# [TASK GOAL]
Below are the records; pull every line that includes "commas".

++++ SOURCE MATERIAL ++++

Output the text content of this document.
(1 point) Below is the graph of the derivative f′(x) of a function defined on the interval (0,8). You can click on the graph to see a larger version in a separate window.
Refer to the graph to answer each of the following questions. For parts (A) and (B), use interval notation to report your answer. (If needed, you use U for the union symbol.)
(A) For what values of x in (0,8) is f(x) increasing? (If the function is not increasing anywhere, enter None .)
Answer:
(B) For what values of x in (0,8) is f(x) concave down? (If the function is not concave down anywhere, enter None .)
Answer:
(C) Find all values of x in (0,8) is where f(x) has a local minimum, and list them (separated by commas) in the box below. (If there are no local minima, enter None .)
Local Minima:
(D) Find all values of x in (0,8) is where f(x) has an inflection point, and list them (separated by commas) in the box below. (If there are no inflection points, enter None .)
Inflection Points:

++++

# [SOLUTION]
(C) Find all values of x in (0,8) is where f(x) has a local minimum, and list them (separated by commas) in the box below. (If there are no local minima, enter None .)
(D) Find all values of x in (0,8) is where f(x) has an inflection point, and list them (separated by commas) in the box below. (If there are no inflection points, enter None .)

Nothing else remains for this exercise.